**RECORDS FOR THE EXERCISE:**
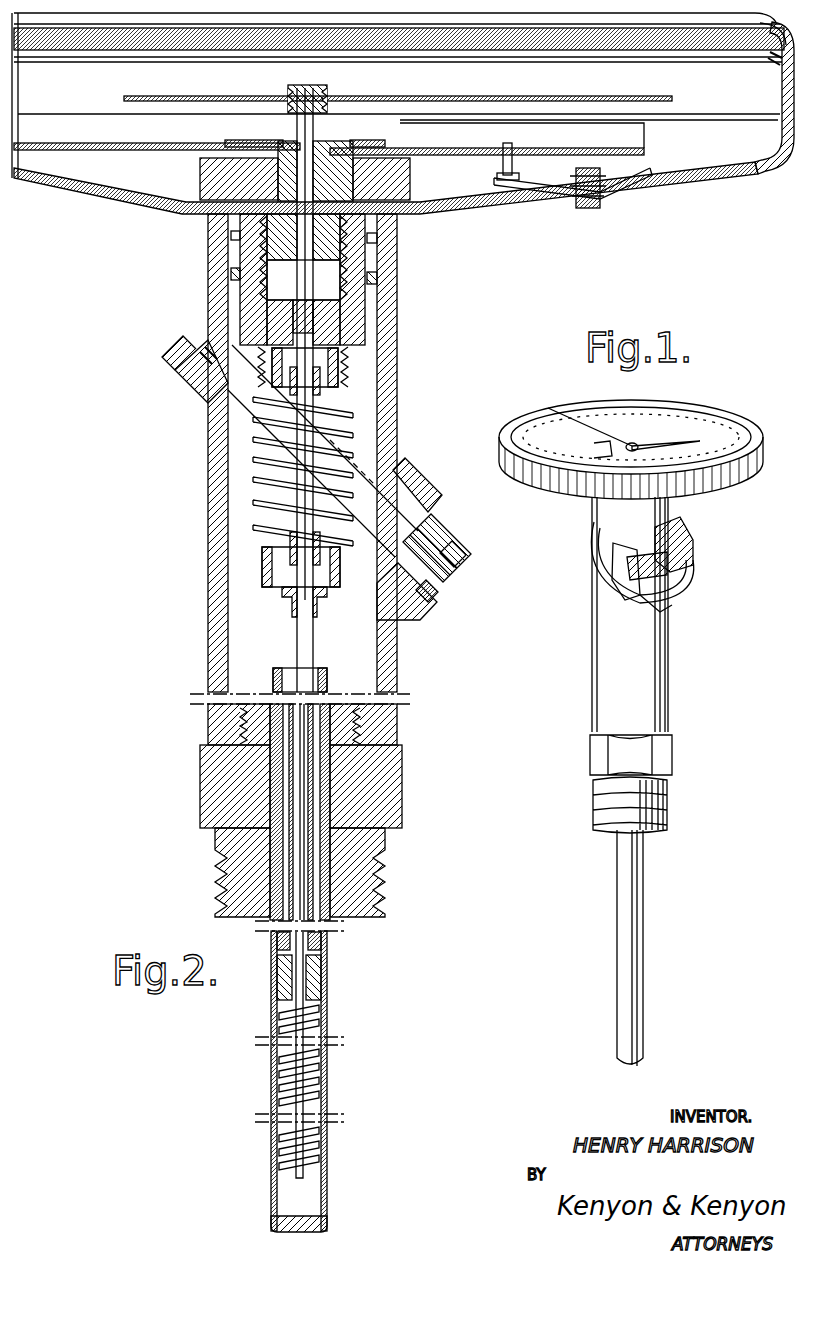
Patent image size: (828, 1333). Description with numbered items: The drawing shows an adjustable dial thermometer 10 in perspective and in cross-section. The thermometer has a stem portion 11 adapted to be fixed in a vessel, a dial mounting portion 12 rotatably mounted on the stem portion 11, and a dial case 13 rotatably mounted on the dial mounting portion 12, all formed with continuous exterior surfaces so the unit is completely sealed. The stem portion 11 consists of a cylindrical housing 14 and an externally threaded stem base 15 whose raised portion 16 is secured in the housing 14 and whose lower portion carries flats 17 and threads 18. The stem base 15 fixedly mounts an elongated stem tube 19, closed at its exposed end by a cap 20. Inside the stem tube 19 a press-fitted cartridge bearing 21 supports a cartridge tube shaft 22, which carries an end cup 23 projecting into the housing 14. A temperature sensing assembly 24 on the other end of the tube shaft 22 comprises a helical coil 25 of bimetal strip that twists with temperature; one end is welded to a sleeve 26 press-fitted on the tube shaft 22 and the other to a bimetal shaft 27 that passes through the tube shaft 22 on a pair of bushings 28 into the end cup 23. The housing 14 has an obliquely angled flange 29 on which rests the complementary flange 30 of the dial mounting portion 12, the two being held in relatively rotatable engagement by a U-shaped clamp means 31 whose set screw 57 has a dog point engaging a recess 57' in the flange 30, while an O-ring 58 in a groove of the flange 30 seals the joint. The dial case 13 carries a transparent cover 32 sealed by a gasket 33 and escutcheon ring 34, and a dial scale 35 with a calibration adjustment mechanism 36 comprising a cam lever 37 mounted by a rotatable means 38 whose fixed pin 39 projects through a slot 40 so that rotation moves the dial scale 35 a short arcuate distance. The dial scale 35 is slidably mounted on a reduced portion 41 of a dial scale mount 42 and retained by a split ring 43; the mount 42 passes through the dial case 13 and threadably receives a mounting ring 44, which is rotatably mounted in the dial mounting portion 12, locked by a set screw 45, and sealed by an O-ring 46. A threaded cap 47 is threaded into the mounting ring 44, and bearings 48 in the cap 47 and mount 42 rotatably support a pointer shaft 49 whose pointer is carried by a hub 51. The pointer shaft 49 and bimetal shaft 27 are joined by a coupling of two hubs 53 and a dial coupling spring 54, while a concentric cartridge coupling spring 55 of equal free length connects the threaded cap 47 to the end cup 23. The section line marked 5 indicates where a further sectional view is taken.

In FIG. 1, the adjustable dial thermometer 10 is at (588, 637).
In FIG. 2, the stem portion 11 is at (180, 648).
In FIG. 1, the stem portion 11 is at (590, 680).
In FIG. 2, the dial mounting portion 12 is at (198, 263).
In FIG. 1, the dial mounting portion 12 is at (654, 523).
In FIG. 2, the dial case 13 is at (78, 202).
In FIG. 1, the dial case 13 is at (729, 488).
In FIG. 2, the cylindrical housing 14 is at (216, 549).
In FIG. 2, the stem base 15 is at (207, 769).
In FIG. 2, the raised portion 16 is at (340, 718).
In FIG. 1, the flats 17 is at (602, 754).
In FIG. 2, the threads 18 is at (216, 873).
In FIG. 1, the threads 18 is at (667, 811).
In FIG. 2, the stem tube 19 is at (270, 951).
In FIG. 2, the cap 20 is at (272, 1223).
In FIG. 2, the cartridge bearing 21 is at (283, 673).
In FIG. 2, the cartridge tube shaft 22 is at (308, 951).
In FIG. 2, the end cup 23 is at (330, 596).
In FIG. 2, the temperature sensing assembly 24 is at (286, 1166).
In FIG. 2, the helical coil 25 is at (308, 1028).
In FIG. 2, the sleeve 26 is at (311, 978).
In FIG. 2, the bimetal shaft 27 is at (300, 1061).
In FIG. 2, the bushings 28 is at (293, 588).
In FIG. 2, the flange 29 is at (168, 343).
In FIG. 1, the flange 29 is at (670, 623).
In FIG. 2, the flange 30 is at (198, 338).
In FIG. 1, the flange 30 is at (680, 594).
In FIG. 2, the clamp means 31 is at (431, 508).
In FIG. 1, the clamp means 31 is at (681, 541).
In FIG. 2, the transparent cover 32 is at (666, 32).
In FIG. 2, the gasket 33 is at (772, 62).
In FIG. 2, the escutcheon ring 34 is at (772, 22).
In FIG. 2, the dial scale 35 is at (116, 150).
In FIG. 2, the calibration adjustment mechanism 36 is at (603, 218).
In FIG. 2, the cam lever 37 is at (524, 188).
In FIG. 2, the rotatable means 38 is at (606, 208).
In FIG. 2, the fixed pin 39 is at (502, 158).
In FIG. 2, the slot 40 is at (551, 156).
In FIG. 2, the reduced portion 41 is at (318, 134).
In FIG. 2, the dial scale mount 42 is at (200, 181).
In FIG. 2, the split ring 43 is at (270, 148).
In FIG. 2, the mounting ring 44 is at (368, 323).
In FIG. 2, the set screw 45 is at (390, 242).
In FIG. 2, the O-ring 46 is at (378, 279).
In FIG. 2, the threaded cap 47 is at (278, 312).
In FIG. 2, the bearing 48 is at (300, 142).
In FIG. 2, the pointer shaft 49 is at (297, 265).
In FIG. 2, the hub 51 is at (313, 136).
In FIG. 2, the hubs 53 is at (321, 387).
In FIG. 2, the dial coupling spring 54 is at (282, 503).
In FIG. 2, the cartridge coupling spring 55 is at (268, 478).
In FIG. 2, the set screw 57 is at (442, 535).
In FIG. 1, the set screw 57 is at (700, 553).
In FIG. 2, the recess 57' is at (471, 559).
In FIG. 2, the O-ring 58 is at (438, 596).
In FIG. 2, the section line 5 is at (163, 108).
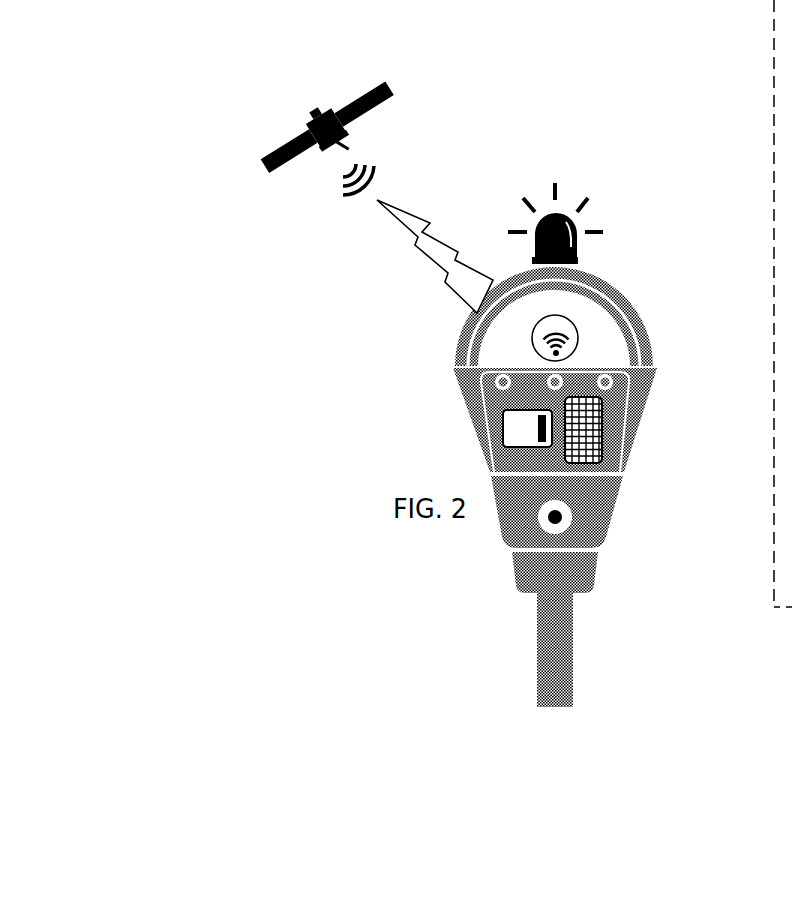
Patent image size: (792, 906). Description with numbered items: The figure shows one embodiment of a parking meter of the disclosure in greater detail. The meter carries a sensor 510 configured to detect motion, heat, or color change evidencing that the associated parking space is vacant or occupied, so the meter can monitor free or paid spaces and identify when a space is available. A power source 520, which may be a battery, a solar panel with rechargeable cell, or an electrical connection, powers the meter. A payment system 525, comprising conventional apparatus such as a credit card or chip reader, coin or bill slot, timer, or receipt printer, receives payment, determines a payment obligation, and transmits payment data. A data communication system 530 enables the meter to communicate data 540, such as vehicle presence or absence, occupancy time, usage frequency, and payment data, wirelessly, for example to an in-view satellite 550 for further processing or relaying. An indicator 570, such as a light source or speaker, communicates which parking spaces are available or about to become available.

The sensor 510 is at (573, 515).
The power source 520 is at (590, 418).
The payment system 525 is at (503, 423).
The data communication system 530 is at (555, 315).
The data 540 is at (418, 243).
The satellite 550 is at (263, 163).
The indicator 570 is at (563, 213).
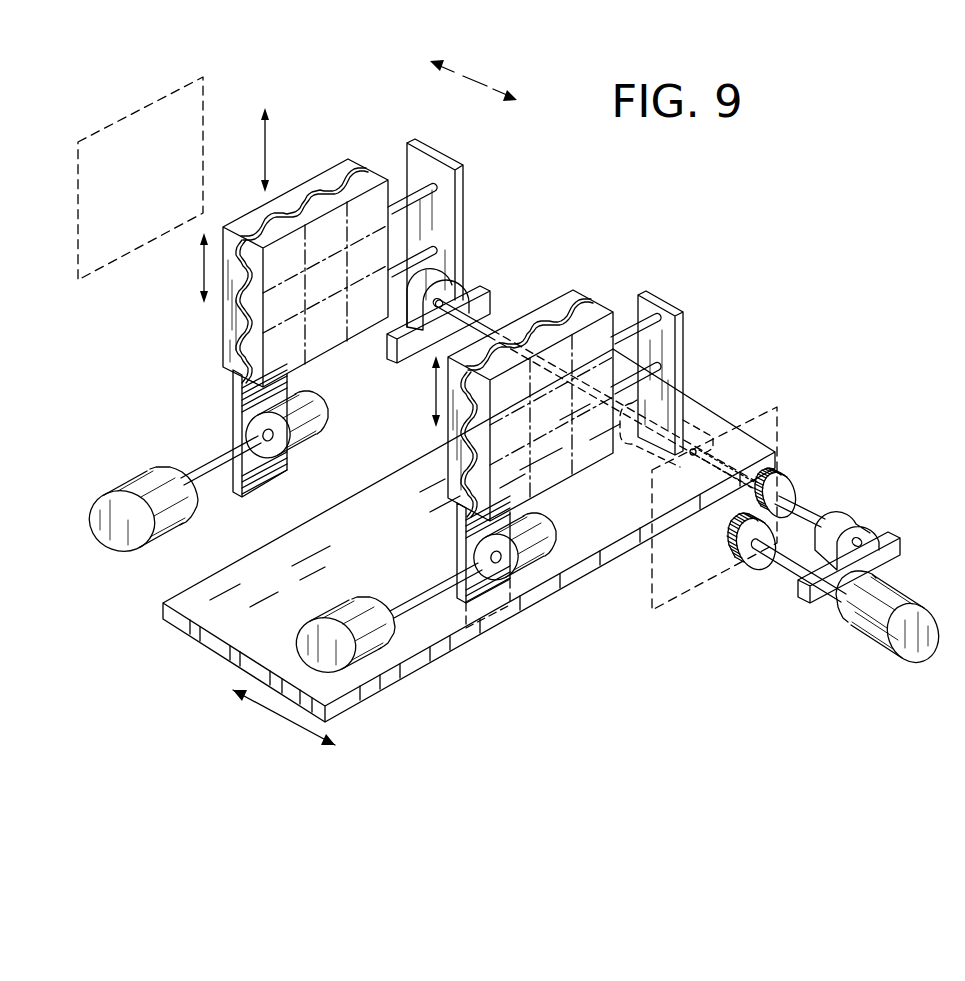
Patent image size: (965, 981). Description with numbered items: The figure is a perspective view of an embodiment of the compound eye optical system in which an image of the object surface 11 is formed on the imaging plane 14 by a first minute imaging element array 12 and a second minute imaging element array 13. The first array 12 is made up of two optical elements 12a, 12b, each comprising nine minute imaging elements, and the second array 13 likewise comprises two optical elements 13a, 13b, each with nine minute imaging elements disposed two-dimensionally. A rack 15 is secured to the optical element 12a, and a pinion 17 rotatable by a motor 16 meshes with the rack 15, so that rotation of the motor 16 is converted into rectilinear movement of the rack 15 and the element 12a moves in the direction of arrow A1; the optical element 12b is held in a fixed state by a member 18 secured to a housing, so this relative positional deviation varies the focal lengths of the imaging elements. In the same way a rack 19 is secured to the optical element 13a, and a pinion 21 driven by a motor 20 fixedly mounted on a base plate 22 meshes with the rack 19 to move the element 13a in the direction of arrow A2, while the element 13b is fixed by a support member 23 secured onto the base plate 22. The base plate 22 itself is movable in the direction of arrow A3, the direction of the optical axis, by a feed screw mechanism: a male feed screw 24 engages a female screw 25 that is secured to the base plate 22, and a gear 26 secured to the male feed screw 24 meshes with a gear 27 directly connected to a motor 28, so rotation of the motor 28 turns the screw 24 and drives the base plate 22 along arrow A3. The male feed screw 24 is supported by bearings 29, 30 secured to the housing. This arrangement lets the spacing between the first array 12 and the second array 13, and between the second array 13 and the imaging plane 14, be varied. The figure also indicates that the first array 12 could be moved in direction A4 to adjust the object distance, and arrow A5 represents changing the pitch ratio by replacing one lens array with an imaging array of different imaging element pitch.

The object surface 11 is at (172, 94).
The first minute imaging element array 12 is at (305, 224).
The optical element 12a is at (327, 173).
The optical element 12b is at (290, 93).
The second minute imaging element array 13 is at (541, 357).
The optical element 13a is at (568, 297).
The optical element 13b is at (553, 227).
The imaging plane 14 is at (757, 423).
The rack 15 is at (232, 400).
The motor 16 is at (120, 540).
The pinion 17 is at (318, 430).
The member 18 is at (440, 150).
The rack 19 is at (457, 540).
The motor 20 is at (340, 615).
The pinion 21 is at (520, 535).
The base plate 22 is at (225, 620).
The support member 23 is at (664, 292).
The male feed screw 24 is at (480, 337).
The female screw 25 is at (690, 427).
The gear 26 is at (780, 472).
The gear 27 is at (741, 572).
The motor 28 is at (860, 630).
The bearing 29 is at (478, 292).
The bearing 30 is at (852, 518).
The arrow A1 is at (200, 270).
The arrow A2 is at (432, 386).
The arrow A3 is at (268, 710).
The arrow A4 is at (473, 78).
The arrow A5 is at (246, 150).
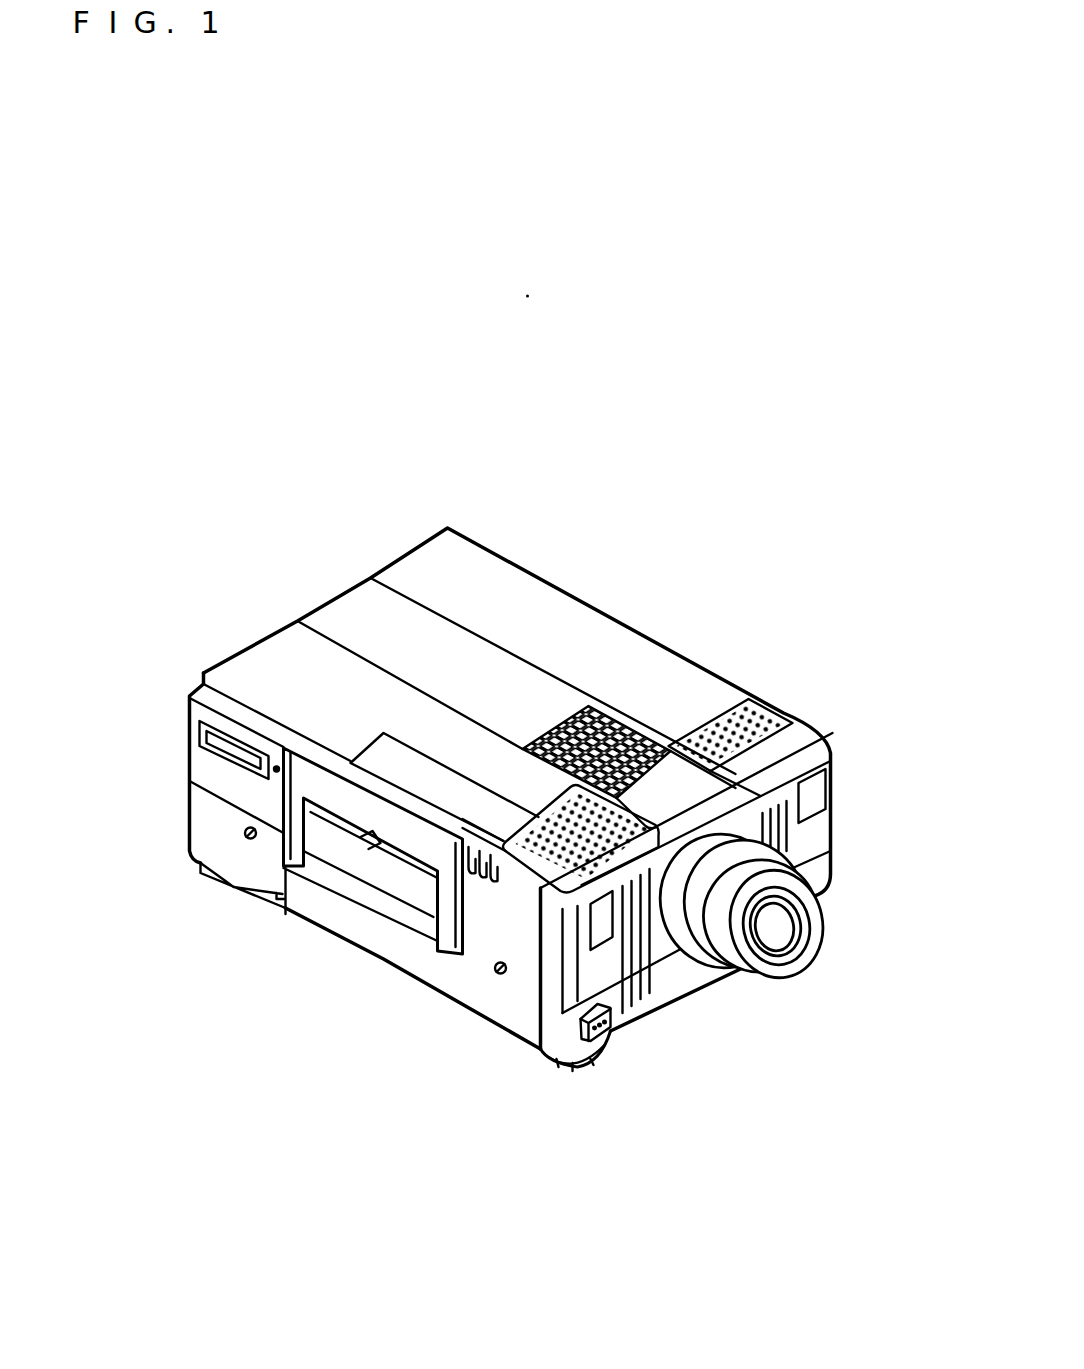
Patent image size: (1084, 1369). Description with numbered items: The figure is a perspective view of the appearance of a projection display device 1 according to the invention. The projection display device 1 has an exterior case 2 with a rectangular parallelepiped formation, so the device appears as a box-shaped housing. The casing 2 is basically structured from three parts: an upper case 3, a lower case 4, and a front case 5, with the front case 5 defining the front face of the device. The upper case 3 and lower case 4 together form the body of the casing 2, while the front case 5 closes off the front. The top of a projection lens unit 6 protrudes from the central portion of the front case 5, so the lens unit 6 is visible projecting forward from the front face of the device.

The projection display device 1 is at (614, 561).
The exterior case 2 is at (562, 1200).
The upper case 3 is at (498, 920).
The lower case 4 is at (523, 1020).
The front case 5 is at (612, 1008).
The projection lens unit 6 is at (758, 880).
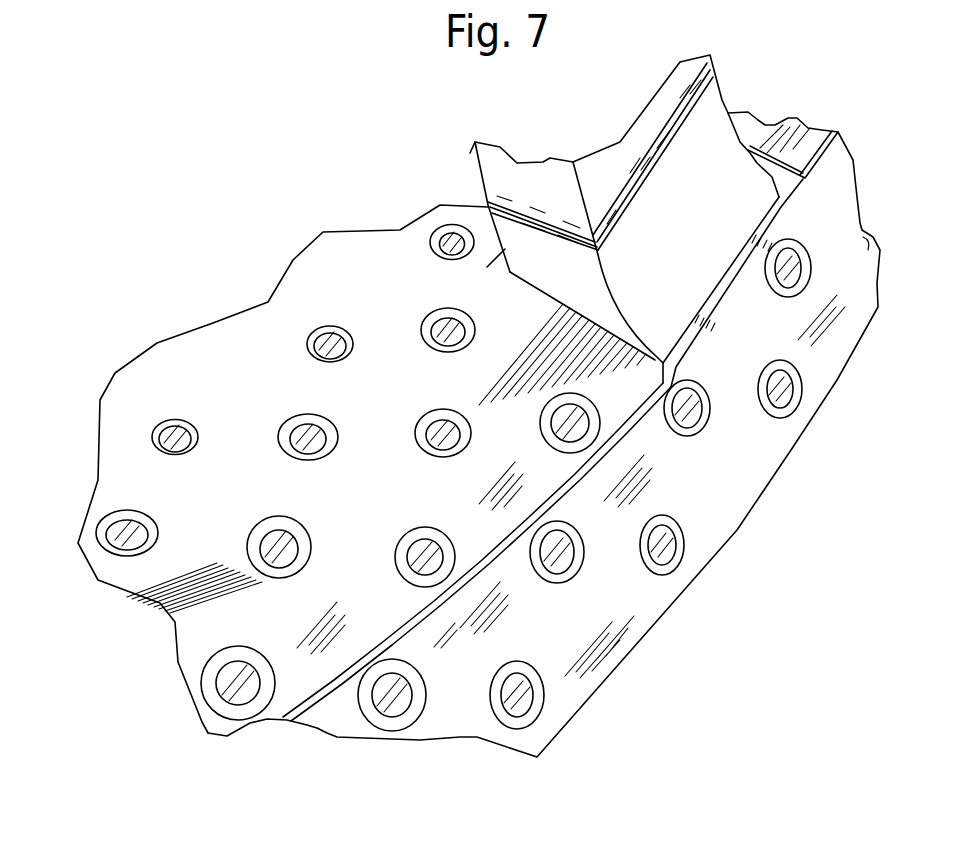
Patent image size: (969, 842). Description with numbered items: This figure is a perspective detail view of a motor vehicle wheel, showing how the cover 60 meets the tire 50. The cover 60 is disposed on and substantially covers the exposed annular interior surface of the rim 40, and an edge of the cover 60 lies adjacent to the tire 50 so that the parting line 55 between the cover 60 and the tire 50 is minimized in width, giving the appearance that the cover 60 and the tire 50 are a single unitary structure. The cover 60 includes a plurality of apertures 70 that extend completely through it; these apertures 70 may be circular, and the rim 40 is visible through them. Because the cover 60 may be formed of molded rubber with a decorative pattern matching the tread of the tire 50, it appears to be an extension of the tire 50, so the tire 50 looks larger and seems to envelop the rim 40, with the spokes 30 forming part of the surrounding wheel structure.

The spokes 30 is at (725, 152).
The rim 40 is at (240, 693).
The tire 50 is at (742, 493).
The parting line 55 is at (323, 700).
The cover 60 is at (200, 630).
The apertures 70 is at (437, 318).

**SET TASK:**
Reproduce the data beginning at the line that has "Patent image size: (792, 906)." and stopping after the line that has "The indicator 570 is at (563, 213).", with "parking meter" swapped for "pay station" and nothing else changed.

**SOLUTION TO THIS TASK:**
Patent image size: (792, 906). Description with numbered items: The figure shows one embodiment of a pay station of the disclosure in greater detail. The meter carries a sensor 510 configured to detect motion, heat, or color change evidencing that the associated parking space is vacant or occupied, so the meter can monitor free or paid spaces and identify when a space is available. A power source 520, which may be a battery, a solar panel with rechargeable cell, or an electrical connection, powers the meter. A payment system 525, comprising conventional apparatus such as a credit card or chip reader, coin or bill slot, timer, or receipt printer, receives payment, determines a payment obligation, and transmits payment data. A data communication system 530 enables the meter to communicate data 540, such as vehicle presence or absence, occupancy time, usage frequency, and payment data, wirelessly, for example to an in-view satellite 550 for further processing or relaying. An indicator 570, such as a light source or speaker, communicates which parking spaces are available or about to become available.

The sensor 510 is at (573, 515).
The power source 520 is at (590, 418).
The payment system 525 is at (503, 423).
The data communication system 530 is at (555, 315).
The data 540 is at (418, 243).
The satellite 550 is at (263, 163).
The indicator 570 is at (563, 213).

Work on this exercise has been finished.